[Records from a data collection]
___

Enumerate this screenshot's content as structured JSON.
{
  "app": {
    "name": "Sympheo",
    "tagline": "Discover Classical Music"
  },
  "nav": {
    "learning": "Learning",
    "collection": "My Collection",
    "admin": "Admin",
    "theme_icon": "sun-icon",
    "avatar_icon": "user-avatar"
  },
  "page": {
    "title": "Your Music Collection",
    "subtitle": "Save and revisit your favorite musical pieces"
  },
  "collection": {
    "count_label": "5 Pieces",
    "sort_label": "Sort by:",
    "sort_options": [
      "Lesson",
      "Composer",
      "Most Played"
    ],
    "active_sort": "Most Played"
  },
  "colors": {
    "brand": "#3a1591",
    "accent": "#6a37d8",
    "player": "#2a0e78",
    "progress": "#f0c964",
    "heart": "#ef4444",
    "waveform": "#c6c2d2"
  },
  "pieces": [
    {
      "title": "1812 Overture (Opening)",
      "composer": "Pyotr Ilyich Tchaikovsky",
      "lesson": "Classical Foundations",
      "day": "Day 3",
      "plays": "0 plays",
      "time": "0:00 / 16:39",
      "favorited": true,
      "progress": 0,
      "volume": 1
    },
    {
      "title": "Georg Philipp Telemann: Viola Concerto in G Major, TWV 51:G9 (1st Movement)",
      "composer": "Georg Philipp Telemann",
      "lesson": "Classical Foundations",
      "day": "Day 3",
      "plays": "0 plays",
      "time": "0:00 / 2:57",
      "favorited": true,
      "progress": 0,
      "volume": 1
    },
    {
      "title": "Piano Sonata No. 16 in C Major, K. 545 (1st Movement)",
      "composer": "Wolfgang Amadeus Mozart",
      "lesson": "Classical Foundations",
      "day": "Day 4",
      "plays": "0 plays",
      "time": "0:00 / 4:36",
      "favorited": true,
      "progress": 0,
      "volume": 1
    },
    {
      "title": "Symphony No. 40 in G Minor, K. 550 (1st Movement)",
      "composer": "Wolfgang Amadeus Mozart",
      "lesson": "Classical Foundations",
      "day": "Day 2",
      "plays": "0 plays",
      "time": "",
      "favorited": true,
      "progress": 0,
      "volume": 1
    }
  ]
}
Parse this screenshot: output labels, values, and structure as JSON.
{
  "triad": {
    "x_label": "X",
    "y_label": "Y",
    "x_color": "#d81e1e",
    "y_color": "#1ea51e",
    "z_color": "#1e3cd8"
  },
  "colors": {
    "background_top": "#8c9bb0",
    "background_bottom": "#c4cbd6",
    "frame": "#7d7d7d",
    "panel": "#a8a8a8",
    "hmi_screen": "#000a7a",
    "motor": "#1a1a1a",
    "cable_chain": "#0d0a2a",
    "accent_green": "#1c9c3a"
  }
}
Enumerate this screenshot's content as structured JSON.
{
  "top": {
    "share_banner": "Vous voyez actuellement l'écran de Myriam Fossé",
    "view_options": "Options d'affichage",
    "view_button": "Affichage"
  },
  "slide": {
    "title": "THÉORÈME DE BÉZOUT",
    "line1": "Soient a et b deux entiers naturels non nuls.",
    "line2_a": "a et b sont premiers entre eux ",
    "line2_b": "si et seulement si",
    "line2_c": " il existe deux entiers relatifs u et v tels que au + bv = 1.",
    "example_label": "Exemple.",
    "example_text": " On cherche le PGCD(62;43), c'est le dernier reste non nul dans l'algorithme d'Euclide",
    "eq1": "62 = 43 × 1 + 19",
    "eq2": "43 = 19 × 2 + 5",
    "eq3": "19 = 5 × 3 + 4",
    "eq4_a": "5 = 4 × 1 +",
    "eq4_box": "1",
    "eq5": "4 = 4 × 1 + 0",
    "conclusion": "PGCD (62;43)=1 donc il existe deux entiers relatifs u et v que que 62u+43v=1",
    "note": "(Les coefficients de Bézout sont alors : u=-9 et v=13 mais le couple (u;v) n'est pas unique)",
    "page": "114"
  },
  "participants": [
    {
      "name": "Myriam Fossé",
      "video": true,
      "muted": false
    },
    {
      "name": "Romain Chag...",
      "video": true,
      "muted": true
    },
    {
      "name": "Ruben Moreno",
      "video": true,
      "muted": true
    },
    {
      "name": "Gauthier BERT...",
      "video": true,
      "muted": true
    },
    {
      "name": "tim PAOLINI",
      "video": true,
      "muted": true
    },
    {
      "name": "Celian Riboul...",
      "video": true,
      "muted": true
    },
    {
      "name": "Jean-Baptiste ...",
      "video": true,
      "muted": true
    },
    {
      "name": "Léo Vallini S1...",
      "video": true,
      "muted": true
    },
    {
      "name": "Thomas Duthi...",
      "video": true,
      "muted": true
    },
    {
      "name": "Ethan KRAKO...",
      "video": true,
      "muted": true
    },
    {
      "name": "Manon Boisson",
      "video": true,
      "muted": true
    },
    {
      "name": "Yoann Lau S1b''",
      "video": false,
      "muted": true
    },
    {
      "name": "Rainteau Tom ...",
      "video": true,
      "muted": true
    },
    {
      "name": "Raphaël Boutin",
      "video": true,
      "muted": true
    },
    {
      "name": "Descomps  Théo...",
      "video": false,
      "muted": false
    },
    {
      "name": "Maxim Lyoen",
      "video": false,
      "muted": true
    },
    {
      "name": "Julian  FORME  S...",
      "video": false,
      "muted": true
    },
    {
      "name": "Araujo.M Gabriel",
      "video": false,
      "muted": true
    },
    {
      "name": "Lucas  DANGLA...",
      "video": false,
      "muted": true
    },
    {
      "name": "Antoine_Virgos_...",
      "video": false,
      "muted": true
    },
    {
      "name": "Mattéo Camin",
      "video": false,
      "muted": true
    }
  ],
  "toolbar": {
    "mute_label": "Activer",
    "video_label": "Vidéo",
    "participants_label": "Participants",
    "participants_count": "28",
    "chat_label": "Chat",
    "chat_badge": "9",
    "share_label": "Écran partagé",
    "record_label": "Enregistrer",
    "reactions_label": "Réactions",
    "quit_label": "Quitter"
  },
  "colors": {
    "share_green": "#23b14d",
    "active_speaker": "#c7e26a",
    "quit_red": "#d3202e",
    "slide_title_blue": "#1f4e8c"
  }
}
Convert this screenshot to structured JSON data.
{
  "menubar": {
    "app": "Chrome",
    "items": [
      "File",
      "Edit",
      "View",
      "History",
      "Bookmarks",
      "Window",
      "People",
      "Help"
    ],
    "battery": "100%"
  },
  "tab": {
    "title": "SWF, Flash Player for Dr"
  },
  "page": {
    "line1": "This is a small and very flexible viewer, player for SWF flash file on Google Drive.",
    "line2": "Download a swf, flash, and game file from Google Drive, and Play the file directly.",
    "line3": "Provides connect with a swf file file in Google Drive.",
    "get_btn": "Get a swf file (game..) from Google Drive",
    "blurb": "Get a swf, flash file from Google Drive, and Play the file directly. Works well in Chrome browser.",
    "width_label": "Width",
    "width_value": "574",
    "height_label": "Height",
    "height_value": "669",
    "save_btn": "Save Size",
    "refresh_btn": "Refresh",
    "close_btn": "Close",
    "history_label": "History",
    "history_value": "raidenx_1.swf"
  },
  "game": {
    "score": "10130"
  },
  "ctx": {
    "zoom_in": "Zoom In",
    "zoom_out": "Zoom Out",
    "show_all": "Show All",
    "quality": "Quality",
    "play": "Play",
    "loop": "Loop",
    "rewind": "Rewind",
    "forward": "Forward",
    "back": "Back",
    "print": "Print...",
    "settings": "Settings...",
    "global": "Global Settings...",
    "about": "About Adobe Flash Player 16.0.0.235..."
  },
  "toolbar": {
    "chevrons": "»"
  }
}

___

▶ Do this
Repeat every entry word for word.

▶ Response
Enumerate this screenshot's content as structured JSON.
{
  "app": {
    "name": "Sympheo",
    "tagline": "Discover Classical Music"
  },
  "nav": {
    "learning": "Learning",
    "collection": "My Collection",
    "admin": "Admin",
    "theme_icon": "sun-icon",
    "avatar_icon": "user-avatar"
  },
  "page": {
    "title": "Your Music Collection",
    "subtitle": "Save and revisit your favorite musical pieces"
  },
  "collection": {
    "count_label": "5 Pieces",
    "sort_label": "Sort by:",
    "sort_options": [
      "Lesson",
      "Composer",
      "Most Played"
    ],
    "active_sort": "Most Played"
  },
  "colors": {
    "brand": "#3a1591",
    "accent": "#6a37d8",
    "player": "#2a0e78",
    "progress": "#f0c964",
    "heart": "#ef4444",
    "waveform": "#c6c2d2"
  },
  "pieces": [
    {
      "title": "1812 Overture (Opening)",
      "composer": "Pyotr Ilyich Tchaikovsky",
      "lesson": "Classical Foundations",
      "day": "Day 3",
      "plays": "0 plays",
      "time": "0:00 / 16:39",
      "favorited": true,
      "progress": 0,
      "volume": 1
    },
    {
      "title": "Georg Philipp Telemann: Viola Concerto in G Major, TWV 51:G9 (1st Movement)",
      "composer": "Georg Philipp Telemann",
      "lesson": "Classical Foundations",
      "day": "Day 3",
      "plays": "0 plays",
      "time": "0:00 / 2:57",
      "favorited": true,
      "progress": 0,
      "volume": 1
    },
    {
      "title": "Piano Sonata No. 16 in C Major, K. 545 (1st Movement)",
      "composer": "Wolfgang Amadeus Mozart",
      "lesson": "Classical Foundations",
      "day": "Day 4",
      "plays": "0 plays",
      "time": "0:00 / 4:36",
      "favorited": true,
      "progress": 0,
      "volume": 1
    },
    {
      "title": "Symphony No. 40 in G Minor, K. 550 (1st Movement)",
      "composer": "Wolfgang Amadeus Mozart",
      "lesson": "Classical Foundations",
      "day": "Day 2",
      "plays": "0 plays",
      "time": "",
      "favorited": true,
      "progress": 0,
      "volume": 1
    }
  ]
}
Parse this screenshot: output labels, values, and structure as JSON.
{
  "triad": {
    "x_label": "X",
    "y_label": "Y",
    "x_color": "#d81e1e",
    "y_color": "#1ea51e",
    "z_color": "#1e3cd8"
  },
  "colors": {
    "background_top": "#8c9bb0",
    "background_bottom": "#c4cbd6",
    "frame": "#7d7d7d",
    "panel": "#a8a8a8",
    "hmi_screen": "#000a7a",
    "motor": "#1a1a1a",
    "cable_chain": "#0d0a2a",
    "accent_green": "#1c9c3a"
  }
}
Enumerate this screenshot's content as structured JSON.
{
  "top": {
    "share_banner": "Vous voyez actuellement l'écran de Myriam Fossé",
    "view_options": "Options d'affichage",
    "view_button": "Affichage"
  },
  "slide": {
    "title": "THÉORÈME DE BÉZOUT",
    "line1": "Soient a et b deux entiers naturels non nuls.",
    "line2_a": "a et b sont premiers entre eux ",
    "line2_b": "si et seulement si",
    "line2_c": " il existe deux entiers relatifs u et v tels que au + bv = 1.",
    "example_label": "Exemple.",
    "example_text": " On cherche le PGCD(62;43), c'est le dernier reste non nul dans l'algorithme d'Euclide",
    "eq1": "62 = 43 × 1 + 19",
    "eq2": "43 = 19 × 2 + 5",
    "eq3": "19 = 5 × 3 + 4",
    "eq4_a": "5 = 4 × 1 +",
    "eq4_box": "1",
    "eq5": "4 = 4 × 1 + 0",
    "conclusion": "PGCD (62;43)=1 donc il existe deux entiers relatifs u et v que que 62u+43v=1",
    "note": "(Les coefficients de Bézout sont alors : u=-9 et v=13 mais le couple (u;v) n'est pas unique)",
    "page": "114"
  },
  "participants": [
    {
      "name": "Myriam Fossé",
      "video": true,
      "muted": false
    },
    {
      "name": "Romain Chag...",
      "video": true,
      "muted": true
    },
    {
      "name": "Ruben Moreno",
      "video": true,
      "muted": true
    },
    {
      "name": "Gauthier BERT...",
      "video": true,
      "muted": true
    },
    {
      "name": "tim PAOLINI",
      "video": true,
      "muted": true
    },
    {
      "name": "Celian Riboul...",
      "video": true,
      "muted": true
    },
    {
      "name": "Jean-Baptiste ...",
      "video": true,
      "muted": true
    },
    {
      "name": "Léo Vallini S1...",
      "video": true,
      "muted": true
    },
    {
      "name": "Thomas Duthi...",
      "video": true,
      "muted": true
    },
    {
      "name": "Ethan KRAKO...",
      "video": true,
      "muted": true
    },
    {
      "name": "Manon Boisson",
      "video": true,
      "muted": true
    },
    {
      "name": "Yoann Lau S1b''",
      "video": false,
      "muted": true
    },
    {
      "name": "Rainteau Tom ...",
      "video": true,
      "muted": true
    },
    {
      "name": "Raphaël Boutin",
      "video": true,
      "muted": true
    },
    {
      "name": "Descomps  Théo...",
      "video": false,
      "muted": false
    },
    {
      "name": "Maxim Lyoen",
      "video": false,
      "muted": true
    },
    {
      "name": "Julian  FORME  S...",
      "video": false,
      "muted": true
    },
    {
      "name": "Araujo.M Gabriel",
      "video": false,
      "muted": true
    },
    {
      "name": "Lucas  DANGLA...",
      "video": false,
      "muted": true
    },
    {
      "name": "Antoine_Virgos_...",
      "video": false,
      "muted": true
    },
    {
      "name": "Mattéo Camin",
      "video": false,
      "muted": true
    }
  ],
  "toolbar": {
    "mute_label": "Activer",
    "video_label": "Vidéo",
    "participants_label": "Participants",
    "participants_count": "28",
    "chat_label": "Chat",
    "chat_badge": "9",
    "share_label": "Écran partagé",
    "record_label": "Enregistrer",
    "reactions_label": "Réactions",
    "quit_label": "Quitter"
  },
  "colors": {
    "share_green": "#23b14d",
    "active_speaker": "#c7e26a",
    "quit_red": "#d3202e",
    "slide_title_blue": "#1f4e8c"
  }
}
Convert this screenshot to structured JSON data.
{
  "menubar": {
    "app": "Chrome",
    "items": [
      "File",
      "Edit",
      "View",
      "History",
      "Bookmarks",
      "Window",
      "People",
      "Help"
    ],
    "battery": "100%"
  },
  "tab": {
    "title": "SWF, Flash Player for Dr"
  },
  "page": {
    "line1": "This is a small and very flexible viewer, player for SWF flash file on Google Drive.",
    "line2": "Download a swf, flash, and game file from Google Drive, and Play the file directly.",
    "line3": "Provides connect with a swf file file in Google Drive.",
    "get_btn": "Get a swf file (game..) from Google Drive",
    "blurb": "Get a swf, flash file from Google Drive, and Play the file directly. Works well in Chrome browser.",
    "width_label": "Width",
    "width_value": "574",
    "height_label": "Height",
    "height_value": "669",
    "save_btn": "Save Size",
    "refresh_btn": "Refresh",
    "close_btn": "Close",
    "history_label": "History",
    "history_value": "raidenx_1.swf"
  },
  "game": {
    "score": "10130"
  },
  "ctx": {
    "zoom_in": "Zoom In",
    "zoom_out": "Zoom Out",
    "show_all": "Show All",
    "quality": "Quality",
    "play": "Play",
    "loop": "Loop",
    "rewind": "Rewind",
    "forward": "Forward",
    "back": "Back",
    "print": "Print...",
    "settings": "Settings...",
    "global": "Global Settings...",
    "about": "About Adobe Flash Player 16.0.0.235..."
  },
  "toolbar": {
    "chevrons": "»"
  }
}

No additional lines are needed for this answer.